Stored entries:

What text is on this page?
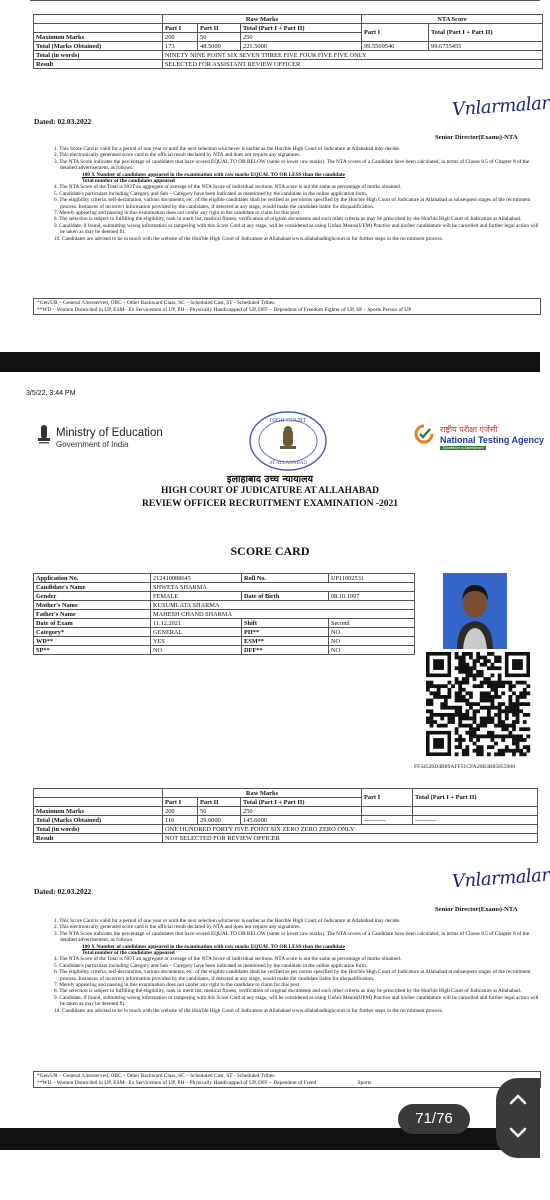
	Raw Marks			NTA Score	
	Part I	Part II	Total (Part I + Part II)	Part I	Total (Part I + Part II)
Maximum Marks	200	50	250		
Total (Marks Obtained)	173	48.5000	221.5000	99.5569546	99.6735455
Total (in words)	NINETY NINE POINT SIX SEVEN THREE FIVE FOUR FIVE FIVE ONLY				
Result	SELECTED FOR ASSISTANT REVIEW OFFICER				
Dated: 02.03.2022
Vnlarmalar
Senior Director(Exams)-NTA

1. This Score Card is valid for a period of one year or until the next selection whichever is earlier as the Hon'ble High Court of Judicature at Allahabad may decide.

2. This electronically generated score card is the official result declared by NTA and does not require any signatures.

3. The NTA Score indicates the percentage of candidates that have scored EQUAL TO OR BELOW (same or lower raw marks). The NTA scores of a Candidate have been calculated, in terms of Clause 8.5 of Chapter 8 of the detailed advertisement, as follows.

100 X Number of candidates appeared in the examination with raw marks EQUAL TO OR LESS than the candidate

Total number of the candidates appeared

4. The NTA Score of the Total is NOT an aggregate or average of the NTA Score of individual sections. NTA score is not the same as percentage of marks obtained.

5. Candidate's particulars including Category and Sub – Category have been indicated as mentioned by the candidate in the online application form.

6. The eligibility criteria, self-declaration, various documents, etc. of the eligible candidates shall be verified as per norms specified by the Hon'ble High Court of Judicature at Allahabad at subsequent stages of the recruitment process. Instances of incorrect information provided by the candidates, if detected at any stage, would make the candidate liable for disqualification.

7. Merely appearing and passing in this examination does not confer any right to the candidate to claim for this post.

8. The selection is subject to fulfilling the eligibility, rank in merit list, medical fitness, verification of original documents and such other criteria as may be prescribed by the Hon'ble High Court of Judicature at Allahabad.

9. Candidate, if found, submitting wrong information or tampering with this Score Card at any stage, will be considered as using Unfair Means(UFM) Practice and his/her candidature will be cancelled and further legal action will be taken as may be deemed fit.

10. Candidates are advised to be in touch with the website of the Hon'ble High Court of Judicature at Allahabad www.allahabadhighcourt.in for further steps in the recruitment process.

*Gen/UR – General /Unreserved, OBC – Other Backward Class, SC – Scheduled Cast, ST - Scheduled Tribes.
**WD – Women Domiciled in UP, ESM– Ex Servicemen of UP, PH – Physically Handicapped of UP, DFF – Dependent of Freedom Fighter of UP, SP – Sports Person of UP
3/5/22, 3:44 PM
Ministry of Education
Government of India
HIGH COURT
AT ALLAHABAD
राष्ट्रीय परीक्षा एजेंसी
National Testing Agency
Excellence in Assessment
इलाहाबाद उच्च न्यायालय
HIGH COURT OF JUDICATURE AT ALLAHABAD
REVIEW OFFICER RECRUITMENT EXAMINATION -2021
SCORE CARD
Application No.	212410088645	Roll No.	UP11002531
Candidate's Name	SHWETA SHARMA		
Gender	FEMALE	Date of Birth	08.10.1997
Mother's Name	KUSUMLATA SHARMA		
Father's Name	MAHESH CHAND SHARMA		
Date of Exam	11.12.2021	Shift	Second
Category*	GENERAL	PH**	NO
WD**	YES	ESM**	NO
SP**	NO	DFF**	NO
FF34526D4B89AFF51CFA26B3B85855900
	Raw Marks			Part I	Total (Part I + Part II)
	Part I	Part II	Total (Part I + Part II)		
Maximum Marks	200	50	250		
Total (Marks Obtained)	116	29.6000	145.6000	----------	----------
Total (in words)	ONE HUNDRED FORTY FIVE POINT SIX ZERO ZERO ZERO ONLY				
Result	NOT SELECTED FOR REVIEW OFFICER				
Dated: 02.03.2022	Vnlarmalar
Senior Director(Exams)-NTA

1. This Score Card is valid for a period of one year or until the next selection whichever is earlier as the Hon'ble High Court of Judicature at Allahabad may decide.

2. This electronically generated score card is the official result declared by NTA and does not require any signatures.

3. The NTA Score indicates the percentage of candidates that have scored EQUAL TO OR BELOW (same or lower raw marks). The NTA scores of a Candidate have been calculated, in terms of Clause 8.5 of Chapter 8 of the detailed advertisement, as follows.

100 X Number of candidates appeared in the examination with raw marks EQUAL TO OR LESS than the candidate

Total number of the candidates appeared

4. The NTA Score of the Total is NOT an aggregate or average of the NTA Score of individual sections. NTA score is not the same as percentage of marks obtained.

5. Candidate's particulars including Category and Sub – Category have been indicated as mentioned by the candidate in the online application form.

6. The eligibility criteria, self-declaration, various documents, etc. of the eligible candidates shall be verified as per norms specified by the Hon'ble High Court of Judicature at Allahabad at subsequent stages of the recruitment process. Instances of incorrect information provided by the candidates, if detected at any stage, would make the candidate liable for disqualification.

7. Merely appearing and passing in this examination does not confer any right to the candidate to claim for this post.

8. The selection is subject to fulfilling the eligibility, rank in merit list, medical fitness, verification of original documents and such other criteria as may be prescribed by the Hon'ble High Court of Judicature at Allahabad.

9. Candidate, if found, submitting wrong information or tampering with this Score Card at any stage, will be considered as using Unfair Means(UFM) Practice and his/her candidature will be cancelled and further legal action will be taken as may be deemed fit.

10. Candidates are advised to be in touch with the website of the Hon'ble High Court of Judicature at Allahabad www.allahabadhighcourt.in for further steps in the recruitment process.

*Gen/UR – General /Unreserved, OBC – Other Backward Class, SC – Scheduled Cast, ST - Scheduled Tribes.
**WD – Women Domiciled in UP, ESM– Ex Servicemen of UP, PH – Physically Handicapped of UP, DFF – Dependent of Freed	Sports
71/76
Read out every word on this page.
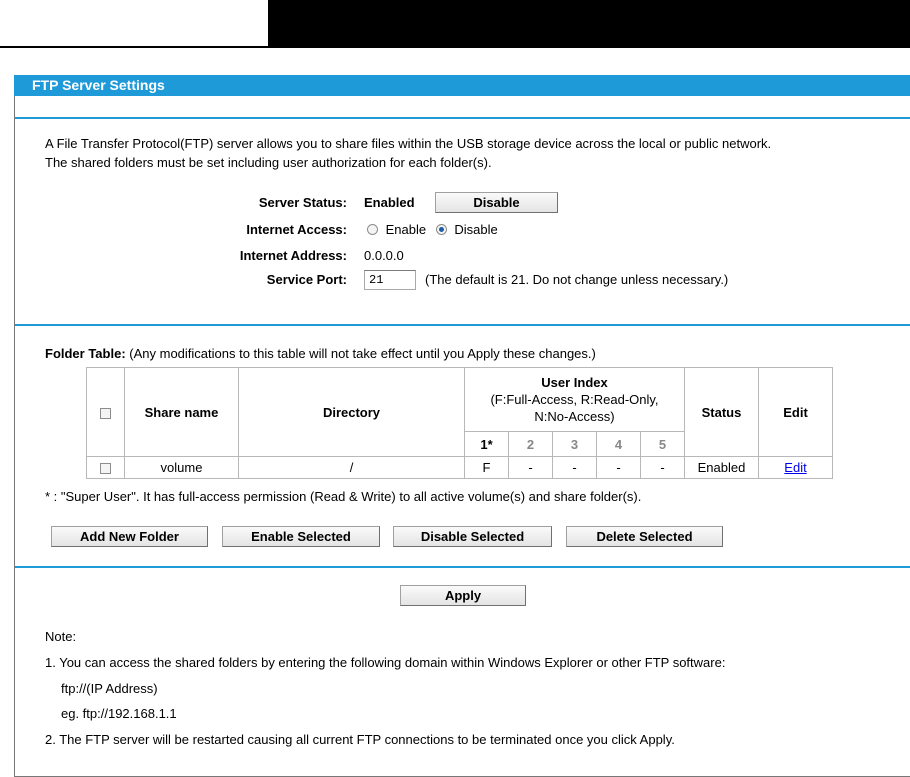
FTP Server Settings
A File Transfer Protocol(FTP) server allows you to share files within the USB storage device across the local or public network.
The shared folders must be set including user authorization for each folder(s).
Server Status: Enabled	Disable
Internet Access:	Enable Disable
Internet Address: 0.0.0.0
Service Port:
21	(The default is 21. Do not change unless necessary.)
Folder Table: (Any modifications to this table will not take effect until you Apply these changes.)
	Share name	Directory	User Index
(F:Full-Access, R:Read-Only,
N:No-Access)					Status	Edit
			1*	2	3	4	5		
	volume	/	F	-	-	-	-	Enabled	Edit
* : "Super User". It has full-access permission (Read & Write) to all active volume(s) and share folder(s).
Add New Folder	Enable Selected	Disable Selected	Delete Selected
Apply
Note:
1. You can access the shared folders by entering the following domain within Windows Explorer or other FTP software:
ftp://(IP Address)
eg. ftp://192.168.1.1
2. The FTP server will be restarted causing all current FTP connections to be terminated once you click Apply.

# Goal:
Locate all lines in the listing above with the word "Vnlarmalar". Copy them.

# Result below:
Vnlarmalar
Dated: 02.03.2022	Vnlarmalar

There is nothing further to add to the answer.